__What the exercise asks__: Output all entries verbatim. Skip pictures.

__The records__:
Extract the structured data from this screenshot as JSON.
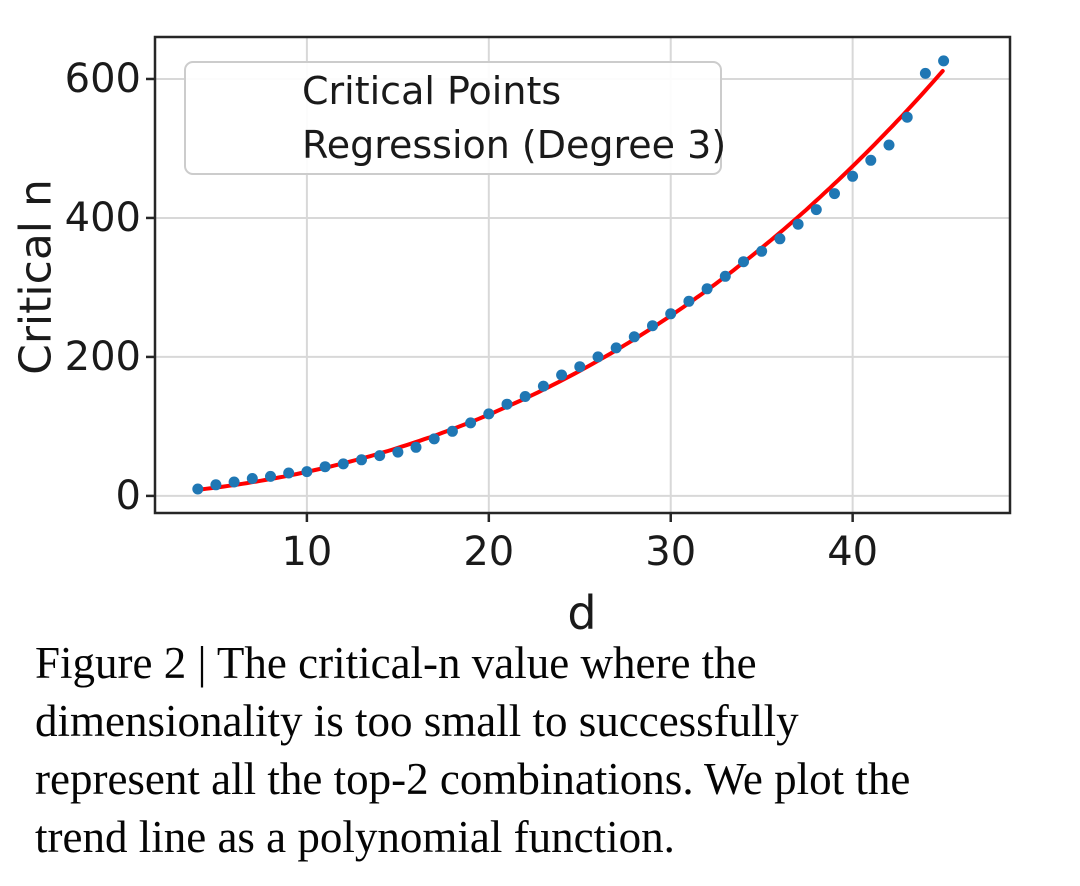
{
  "figure": {
    "caption_lines": [
      "Figure 2 | The critical-n value where the",
      "dimensionality is too small to successfully",
      "represent all the top-2 combinations. We plot the",
      "trend line as a polynomial function."
    ]
  },
  "chart_data": {
    "type": "scatter",
    "title": "",
    "xlabel": "d",
    "ylabel": "Critical n",
    "xlim": [
      1.65,
      48.65
    ],
    "ylim": [
      -24.6,
      660.4
    ],
    "xticks": [
      10,
      20,
      30,
      40
    ],
    "yticks": [
      0,
      200,
      400,
      600
    ],
    "grid": true,
    "legend_position": "upper left",
    "colors": {
      "points": "#1f77b4",
      "line": "#ff0000",
      "grid": "#d8d8d8",
      "spine": "#262626",
      "text": "#1a1a1a"
    },
    "series": [
      {
        "name": "Critical Points",
        "kind": "scatter",
        "color": "#1f77b4",
        "x": [
          4,
          5,
          6,
          7,
          8,
          9,
          10,
          11,
          12,
          13,
          14,
          15,
          16,
          17,
          18,
          19,
          20,
          21,
          22,
          23,
          24,
          25,
          26,
          27,
          28,
          29,
          30,
          31,
          32,
          33,
          34,
          35,
          36,
          37,
          38,
          39,
          40,
          41,
          42,
          43,
          44,
          45
        ],
        "y": [
          10,
          16,
          20,
          25,
          28,
          33,
          35,
          42,
          46,
          52,
          58,
          63,
          70,
          82,
          93,
          105,
          118,
          132,
          143,
          158,
          174,
          186,
          200,
          213,
          229,
          245,
          262,
          280,
          298,
          316,
          337,
          352,
          370,
          391,
          412,
          435,
          460,
          483,
          505,
          545,
          608,
          626
        ]
      },
      {
        "name": "Regression (Degree 3)",
        "kind": "line",
        "color": "#ff0000",
        "poly_coeffs": {
          "a3": 0.0021,
          "a2": 0.174,
          "a1": 1.5475,
          "a0": -0.35
        },
        "x_range": [
          3.95,
          45.05
        ]
      }
    ]
  }
}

__Answer to the problem__:
Extract the structured data from this screenshot as JSON.
{
  "figure": {
    "caption_lines": [
      "Figure 2 | The critical-n value where the",
      "dimensionality is too small to successfully",
      "represent all the top-2 combinations. We plot the",
      "trend line as a polynomial function."
    ]
  },
  "chart_data": {
    "type": "scatter",
    "title": "",
    "xlabel": "d",
    "ylabel": "Critical n",
    "xlim": [
      1.65,
      48.65
    ],
    "ylim": [
      -24.6,
      660.4
    ],
    "xticks": [
      10,
      20,
      30,
      40
    ],
    "yticks": [
      0,
      200,
      400,
      600
    ],
    "grid": true,
    "legend_position": "upper left",
    "colors": {
      "points": "#1f77b4",
      "line": "#ff0000",
      "grid": "#d8d8d8",
      "spine": "#262626",
      "text": "#1a1a1a"
    },
    "series": [
      {
        "name": "Critical Points",
        "kind": "scatter",
        "color": "#1f77b4",
        "x": [
          4,
          5,
          6,
          7,
          8,
          9,
          10,
          11,
          12,
          13,
          14,
          15,
          16,
          17,
          18,
          19,
          20,
          21,
          22,
          23,
          24,
          25,
          26,
          27,
          28,
          29,
          30,
          31,
          32,
          33,
          34,
          35,
          36,
          37,
          38,
          39,
          40,
          41,
          42,
          43,
          44,
          45
        ],
        "y": [
          10,
          16,
          20,
          25,
          28,
          33,
          35,
          42,
          46,
          52,
          58,
          63,
          70,
          82,
          93,
          105,
          118,
          132,
          143,
          158,
          174,
          186,
          200,
          213,
          229,
          245,
          262,
          280,
          298,
          316,
          337,
          352,
          370,
          391,
          412,
          435,
          460,
          483,
          505,
          545,
          608,
          626
        ]
      },
      {
        "name": "Regression (Degree 3)",
        "kind": "line",
        "color": "#ff0000",
        "poly_coeffs": {
          "a3": 0.0021,
          "a2": 0.174,
          "a1": 1.5475,
          "a0": -0.35
        },
        "x_range": [
          3.95,
          45.05
        ]
      }
    ]
  }
}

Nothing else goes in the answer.